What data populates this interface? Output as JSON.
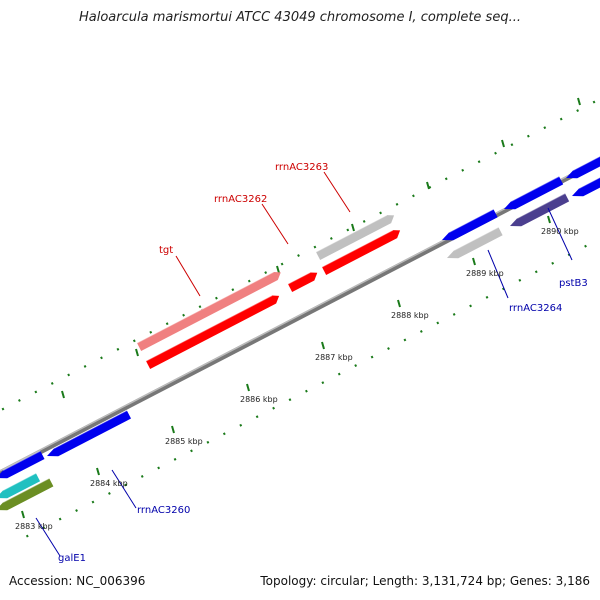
{
  "title": "Haloarcula marismortui ATCC 43049 chromosome I, complete seq...",
  "footer": {
    "accession": "Accession: NC_006396",
    "stats": "Topology: circular; Length: 3,131,724 bp; Genes: 3,186"
  },
  "colors": {
    "forward_strand": "#ff0000",
    "forward_light": "#f08080",
    "reverse_strand": "#0000ee",
    "rrna": "#c0c0c0",
    "dark_gene": "#4b3f8f",
    "cyan_gene": "#20c0c0",
    "olive_gene": "#6b8e23",
    "tick": "#1a7a1a",
    "backbone": "#808080",
    "label_red": "#cc0000",
    "label_blue": "#0000aa"
  },
  "scale": {
    "ticks": [
      {
        "label": "2883 kbp"
      },
      {
        "label": "2884 kbp"
      },
      {
        "label": "2885 kbp"
      },
      {
        "label": "2886 kbp"
      },
      {
        "label": "2887 kbp"
      },
      {
        "label": "2888 kbp"
      },
      {
        "label": "2889 kbp"
      },
      {
        "label": "2890 kbp"
      }
    ]
  },
  "gene_labels": {
    "tgt": "tgt",
    "rrnAC3262": "rrnAC3262",
    "rrnAC3263": "rrnAC3263",
    "rrnAC3264": "rrnAC3264",
    "pstB3": "pstB3",
    "rrnAC3260": "rrnAC3260",
    "galE1": "galE1"
  }
}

========================================

Brief
In your copy, reproduce the data above exactly and skip every picture.

Solution for this problem
What data populates this interface? Output as JSON.
{
  "title": "Haloarcula marismortui ATCC 43049 chromosome I, complete seq...",
  "footer": {
    "accession": "Accession: NC_006396",
    "stats": "Topology: circular; Length: 3,131,724 bp; Genes: 3,186"
  },
  "colors": {
    "forward_strand": "#ff0000",
    "forward_light": "#f08080",
    "reverse_strand": "#0000ee",
    "rrna": "#c0c0c0",
    "dark_gene": "#4b3f8f",
    "cyan_gene": "#20c0c0",
    "olive_gene": "#6b8e23",
    "tick": "#1a7a1a",
    "backbone": "#808080",
    "label_red": "#cc0000",
    "label_blue": "#0000aa"
  },
  "scale": {
    "ticks": [
      {
        "label": "2883 kbp"
      },
      {
        "label": "2884 kbp"
      },
      {
        "label": "2885 kbp"
      },
      {
        "label": "2886 kbp"
      },
      {
        "label": "2887 kbp"
      },
      {
        "label": "2888 kbp"
      },
      {
        "label": "2889 kbp"
      },
      {
        "label": "2890 kbp"
      }
    ]
  },
  "gene_labels": {
    "tgt": "tgt",
    "rrnAC3262": "rrnAC3262",
    "rrnAC3263": "rrnAC3263",
    "rrnAC3264": "rrnAC3264",
    "pstB3": "pstB3",
    "rrnAC3260": "rrnAC3260",
    "galE1": "galE1"
  }
}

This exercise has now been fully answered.